INFORMATION SUPPLIED:
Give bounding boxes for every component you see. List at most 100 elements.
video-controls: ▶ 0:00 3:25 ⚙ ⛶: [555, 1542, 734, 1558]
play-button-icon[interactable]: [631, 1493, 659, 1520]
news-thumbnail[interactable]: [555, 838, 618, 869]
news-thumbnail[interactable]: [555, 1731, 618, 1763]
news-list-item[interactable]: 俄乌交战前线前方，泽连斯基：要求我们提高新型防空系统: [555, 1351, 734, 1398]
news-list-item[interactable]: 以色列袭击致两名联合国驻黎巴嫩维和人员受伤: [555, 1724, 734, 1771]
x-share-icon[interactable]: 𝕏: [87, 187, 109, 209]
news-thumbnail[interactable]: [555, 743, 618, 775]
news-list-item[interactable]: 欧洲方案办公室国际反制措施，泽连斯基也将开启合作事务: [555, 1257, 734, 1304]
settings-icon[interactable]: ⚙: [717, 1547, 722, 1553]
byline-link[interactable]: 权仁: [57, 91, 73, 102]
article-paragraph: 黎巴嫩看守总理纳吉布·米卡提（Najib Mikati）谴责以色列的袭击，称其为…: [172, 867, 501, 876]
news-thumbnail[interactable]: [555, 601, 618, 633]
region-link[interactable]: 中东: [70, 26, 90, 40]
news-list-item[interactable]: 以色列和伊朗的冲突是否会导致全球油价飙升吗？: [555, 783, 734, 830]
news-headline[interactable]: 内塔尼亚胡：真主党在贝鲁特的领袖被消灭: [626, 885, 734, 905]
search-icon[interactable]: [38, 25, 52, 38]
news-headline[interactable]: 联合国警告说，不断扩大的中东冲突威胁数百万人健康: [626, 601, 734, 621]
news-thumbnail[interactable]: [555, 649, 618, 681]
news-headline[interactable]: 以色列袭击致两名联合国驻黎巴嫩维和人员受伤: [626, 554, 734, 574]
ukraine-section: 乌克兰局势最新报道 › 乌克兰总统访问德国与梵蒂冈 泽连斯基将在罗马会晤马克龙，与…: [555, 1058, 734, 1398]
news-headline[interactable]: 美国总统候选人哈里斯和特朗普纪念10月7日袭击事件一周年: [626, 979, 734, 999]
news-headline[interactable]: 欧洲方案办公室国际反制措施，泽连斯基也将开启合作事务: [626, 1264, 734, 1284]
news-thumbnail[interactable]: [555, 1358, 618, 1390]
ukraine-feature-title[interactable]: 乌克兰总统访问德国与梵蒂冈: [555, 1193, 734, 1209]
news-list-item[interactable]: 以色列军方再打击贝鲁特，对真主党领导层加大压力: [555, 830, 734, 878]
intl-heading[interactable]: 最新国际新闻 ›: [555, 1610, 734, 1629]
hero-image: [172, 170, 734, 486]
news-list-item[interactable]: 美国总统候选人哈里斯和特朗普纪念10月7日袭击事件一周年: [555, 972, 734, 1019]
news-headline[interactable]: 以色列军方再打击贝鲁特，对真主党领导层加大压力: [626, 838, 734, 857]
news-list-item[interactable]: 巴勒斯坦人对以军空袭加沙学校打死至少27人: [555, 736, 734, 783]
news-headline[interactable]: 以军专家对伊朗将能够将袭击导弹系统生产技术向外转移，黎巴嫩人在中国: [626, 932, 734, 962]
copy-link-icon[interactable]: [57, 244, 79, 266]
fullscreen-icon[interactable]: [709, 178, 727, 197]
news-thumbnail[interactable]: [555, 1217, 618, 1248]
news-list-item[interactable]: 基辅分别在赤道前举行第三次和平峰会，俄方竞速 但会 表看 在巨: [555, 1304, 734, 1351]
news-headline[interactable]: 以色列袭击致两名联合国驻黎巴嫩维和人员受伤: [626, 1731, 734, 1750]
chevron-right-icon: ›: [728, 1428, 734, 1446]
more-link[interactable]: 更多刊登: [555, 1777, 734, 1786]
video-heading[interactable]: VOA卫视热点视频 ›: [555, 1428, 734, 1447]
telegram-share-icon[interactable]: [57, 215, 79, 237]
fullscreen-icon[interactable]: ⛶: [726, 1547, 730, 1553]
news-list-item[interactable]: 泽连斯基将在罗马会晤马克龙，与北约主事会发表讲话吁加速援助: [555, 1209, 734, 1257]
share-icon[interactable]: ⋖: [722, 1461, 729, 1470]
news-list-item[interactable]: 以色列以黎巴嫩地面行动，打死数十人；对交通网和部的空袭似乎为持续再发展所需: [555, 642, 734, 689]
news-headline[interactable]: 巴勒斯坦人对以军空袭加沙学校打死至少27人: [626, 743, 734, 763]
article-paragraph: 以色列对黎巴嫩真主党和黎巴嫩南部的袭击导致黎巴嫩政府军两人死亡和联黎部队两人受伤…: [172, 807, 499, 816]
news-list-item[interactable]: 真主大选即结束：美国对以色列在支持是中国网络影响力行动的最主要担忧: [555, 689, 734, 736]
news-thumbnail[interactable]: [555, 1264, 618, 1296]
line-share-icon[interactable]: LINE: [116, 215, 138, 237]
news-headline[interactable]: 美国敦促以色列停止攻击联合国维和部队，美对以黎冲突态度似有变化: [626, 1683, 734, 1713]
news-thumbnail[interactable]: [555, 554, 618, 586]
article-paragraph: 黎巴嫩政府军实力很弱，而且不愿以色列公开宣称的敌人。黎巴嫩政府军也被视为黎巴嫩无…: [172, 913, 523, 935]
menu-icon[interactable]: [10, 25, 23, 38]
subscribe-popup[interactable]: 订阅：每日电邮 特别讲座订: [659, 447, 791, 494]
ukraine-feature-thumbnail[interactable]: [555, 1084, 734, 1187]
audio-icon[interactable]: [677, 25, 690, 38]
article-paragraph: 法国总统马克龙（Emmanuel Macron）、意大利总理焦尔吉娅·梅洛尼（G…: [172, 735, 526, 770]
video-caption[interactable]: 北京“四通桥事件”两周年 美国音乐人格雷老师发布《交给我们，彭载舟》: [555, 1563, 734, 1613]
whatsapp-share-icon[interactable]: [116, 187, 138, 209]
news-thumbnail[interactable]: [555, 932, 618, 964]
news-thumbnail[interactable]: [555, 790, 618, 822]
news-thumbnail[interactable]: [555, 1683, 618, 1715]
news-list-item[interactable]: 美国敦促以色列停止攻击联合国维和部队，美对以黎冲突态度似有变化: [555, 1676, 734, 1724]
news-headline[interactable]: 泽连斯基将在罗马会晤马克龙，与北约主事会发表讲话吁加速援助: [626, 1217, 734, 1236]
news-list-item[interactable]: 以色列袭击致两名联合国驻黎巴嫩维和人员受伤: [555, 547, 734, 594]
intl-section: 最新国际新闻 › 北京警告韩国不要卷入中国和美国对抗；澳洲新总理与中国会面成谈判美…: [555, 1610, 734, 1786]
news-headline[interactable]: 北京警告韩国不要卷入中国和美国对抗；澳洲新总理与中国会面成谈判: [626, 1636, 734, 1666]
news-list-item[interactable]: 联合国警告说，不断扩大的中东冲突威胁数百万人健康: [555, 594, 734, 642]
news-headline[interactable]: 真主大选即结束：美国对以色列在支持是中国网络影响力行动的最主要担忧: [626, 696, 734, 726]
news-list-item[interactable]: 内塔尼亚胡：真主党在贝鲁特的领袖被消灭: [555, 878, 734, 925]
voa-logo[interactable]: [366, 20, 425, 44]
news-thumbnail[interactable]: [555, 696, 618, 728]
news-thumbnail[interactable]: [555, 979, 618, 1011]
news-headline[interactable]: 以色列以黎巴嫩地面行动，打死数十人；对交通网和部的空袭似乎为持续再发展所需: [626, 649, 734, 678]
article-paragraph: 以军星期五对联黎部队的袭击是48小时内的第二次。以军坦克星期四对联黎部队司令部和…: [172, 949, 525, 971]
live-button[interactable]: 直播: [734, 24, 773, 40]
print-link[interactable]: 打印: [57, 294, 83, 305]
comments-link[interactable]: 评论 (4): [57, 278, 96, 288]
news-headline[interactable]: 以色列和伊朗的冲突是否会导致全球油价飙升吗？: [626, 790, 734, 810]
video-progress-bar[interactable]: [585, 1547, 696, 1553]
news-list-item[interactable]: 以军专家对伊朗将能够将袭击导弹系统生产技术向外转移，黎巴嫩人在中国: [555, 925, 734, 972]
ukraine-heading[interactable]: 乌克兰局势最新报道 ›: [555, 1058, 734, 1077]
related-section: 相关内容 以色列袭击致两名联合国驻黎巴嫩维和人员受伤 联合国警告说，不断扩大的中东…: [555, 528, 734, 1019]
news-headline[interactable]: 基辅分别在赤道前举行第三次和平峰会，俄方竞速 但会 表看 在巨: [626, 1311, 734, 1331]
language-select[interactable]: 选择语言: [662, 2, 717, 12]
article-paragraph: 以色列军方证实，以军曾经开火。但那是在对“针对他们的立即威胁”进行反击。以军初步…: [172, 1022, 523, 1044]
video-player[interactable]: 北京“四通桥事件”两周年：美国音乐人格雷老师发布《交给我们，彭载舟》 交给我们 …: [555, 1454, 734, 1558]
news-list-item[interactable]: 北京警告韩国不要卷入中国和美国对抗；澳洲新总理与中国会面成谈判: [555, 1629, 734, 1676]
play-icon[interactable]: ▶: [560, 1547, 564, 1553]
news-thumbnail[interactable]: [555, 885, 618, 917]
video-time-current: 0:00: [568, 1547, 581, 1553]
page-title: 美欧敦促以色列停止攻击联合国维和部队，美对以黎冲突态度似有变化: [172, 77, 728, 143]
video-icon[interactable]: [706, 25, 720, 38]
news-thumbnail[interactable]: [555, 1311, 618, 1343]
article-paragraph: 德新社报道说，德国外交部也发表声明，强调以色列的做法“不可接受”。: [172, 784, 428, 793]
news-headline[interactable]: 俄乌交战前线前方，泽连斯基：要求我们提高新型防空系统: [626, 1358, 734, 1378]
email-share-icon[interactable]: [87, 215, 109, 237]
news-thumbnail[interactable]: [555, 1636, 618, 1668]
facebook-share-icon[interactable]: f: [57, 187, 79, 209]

TO DO:
Count the lines above that contain the string "share", matching case exactly, and give only the number.

TASK OUTPUT:
7